━━━ AVAILABLE RECORDS
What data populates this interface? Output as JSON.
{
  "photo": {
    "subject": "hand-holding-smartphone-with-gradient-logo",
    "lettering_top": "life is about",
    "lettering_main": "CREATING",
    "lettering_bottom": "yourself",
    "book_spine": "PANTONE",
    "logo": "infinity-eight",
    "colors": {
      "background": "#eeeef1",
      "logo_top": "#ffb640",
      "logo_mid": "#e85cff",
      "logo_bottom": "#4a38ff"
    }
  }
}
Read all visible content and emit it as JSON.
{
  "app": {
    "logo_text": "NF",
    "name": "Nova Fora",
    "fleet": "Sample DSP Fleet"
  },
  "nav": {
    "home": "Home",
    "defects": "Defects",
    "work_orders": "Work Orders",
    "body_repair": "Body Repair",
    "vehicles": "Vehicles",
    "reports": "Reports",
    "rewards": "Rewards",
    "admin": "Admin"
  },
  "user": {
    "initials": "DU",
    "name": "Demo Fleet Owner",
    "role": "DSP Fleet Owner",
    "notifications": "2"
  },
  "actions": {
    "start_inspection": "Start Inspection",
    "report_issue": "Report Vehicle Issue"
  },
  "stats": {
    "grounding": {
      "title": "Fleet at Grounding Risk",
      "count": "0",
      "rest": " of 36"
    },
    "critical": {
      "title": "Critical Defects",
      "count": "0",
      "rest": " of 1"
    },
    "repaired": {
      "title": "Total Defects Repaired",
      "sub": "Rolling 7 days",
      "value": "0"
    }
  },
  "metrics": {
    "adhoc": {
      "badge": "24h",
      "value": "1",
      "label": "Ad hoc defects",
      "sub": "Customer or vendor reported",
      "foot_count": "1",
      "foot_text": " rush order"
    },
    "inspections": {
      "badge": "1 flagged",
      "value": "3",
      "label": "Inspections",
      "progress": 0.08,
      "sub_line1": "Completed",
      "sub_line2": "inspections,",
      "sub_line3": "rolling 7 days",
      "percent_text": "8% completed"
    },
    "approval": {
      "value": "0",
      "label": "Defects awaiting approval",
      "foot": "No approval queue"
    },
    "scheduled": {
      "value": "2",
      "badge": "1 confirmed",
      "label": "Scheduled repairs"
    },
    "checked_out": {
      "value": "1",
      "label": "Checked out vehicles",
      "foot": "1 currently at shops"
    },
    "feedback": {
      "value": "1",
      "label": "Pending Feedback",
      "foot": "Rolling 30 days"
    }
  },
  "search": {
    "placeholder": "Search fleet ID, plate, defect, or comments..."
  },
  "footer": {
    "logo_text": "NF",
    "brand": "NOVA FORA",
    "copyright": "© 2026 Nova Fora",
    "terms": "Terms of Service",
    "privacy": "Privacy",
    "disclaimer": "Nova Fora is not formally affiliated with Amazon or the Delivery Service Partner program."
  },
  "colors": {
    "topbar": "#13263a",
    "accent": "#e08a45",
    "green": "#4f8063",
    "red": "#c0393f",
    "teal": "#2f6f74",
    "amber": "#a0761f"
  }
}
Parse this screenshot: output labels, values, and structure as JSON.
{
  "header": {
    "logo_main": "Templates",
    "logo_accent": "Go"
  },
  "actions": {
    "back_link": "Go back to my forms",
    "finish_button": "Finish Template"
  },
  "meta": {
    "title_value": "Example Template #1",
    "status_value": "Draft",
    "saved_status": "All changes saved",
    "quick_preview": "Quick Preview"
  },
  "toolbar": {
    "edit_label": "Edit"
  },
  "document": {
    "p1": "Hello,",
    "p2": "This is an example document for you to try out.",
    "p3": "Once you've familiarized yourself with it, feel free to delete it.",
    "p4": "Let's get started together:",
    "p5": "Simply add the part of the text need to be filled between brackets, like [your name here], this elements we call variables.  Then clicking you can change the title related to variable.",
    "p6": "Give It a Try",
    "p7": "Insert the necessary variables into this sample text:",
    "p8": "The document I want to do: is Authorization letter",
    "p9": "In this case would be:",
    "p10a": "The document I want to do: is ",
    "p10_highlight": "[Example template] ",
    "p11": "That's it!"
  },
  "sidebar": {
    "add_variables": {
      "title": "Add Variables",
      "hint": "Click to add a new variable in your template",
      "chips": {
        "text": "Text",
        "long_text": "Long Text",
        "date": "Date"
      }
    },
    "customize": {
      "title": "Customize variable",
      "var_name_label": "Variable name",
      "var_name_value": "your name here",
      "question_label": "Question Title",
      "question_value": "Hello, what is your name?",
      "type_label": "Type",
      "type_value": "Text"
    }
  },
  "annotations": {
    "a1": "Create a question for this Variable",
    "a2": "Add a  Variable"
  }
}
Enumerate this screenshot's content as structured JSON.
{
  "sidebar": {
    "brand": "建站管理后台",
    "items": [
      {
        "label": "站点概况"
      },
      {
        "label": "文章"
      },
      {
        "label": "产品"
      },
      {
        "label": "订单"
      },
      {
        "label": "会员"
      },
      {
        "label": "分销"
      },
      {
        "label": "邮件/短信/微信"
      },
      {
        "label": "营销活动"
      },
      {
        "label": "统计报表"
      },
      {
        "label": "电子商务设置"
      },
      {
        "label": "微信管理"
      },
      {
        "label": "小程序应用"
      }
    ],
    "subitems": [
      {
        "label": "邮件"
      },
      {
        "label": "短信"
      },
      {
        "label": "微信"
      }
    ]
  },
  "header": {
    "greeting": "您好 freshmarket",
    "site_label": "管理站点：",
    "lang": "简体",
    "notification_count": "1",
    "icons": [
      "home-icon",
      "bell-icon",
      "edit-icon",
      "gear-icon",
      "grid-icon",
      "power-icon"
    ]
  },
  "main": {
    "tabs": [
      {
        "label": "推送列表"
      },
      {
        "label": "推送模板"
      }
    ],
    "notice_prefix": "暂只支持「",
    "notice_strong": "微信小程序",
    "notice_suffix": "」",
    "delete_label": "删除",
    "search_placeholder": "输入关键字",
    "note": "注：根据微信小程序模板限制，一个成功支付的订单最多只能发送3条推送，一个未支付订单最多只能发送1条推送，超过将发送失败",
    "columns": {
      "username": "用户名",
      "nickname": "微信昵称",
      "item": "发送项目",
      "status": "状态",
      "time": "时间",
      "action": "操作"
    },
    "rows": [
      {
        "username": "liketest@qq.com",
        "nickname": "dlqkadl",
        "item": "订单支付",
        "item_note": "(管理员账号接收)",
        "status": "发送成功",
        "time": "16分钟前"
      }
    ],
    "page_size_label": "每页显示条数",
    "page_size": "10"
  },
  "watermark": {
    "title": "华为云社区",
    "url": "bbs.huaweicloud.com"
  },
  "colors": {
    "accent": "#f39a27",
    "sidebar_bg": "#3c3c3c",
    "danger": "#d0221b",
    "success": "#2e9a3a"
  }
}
━━━━━━
■ EXERCISE DIRECTIONS
Check each line above for the string "vehicles", then copy the ones that have it.

■ RESULT OF THE EXERCISE
    "vehicles": "Vehicles",
      "label": "Checked out vehicles",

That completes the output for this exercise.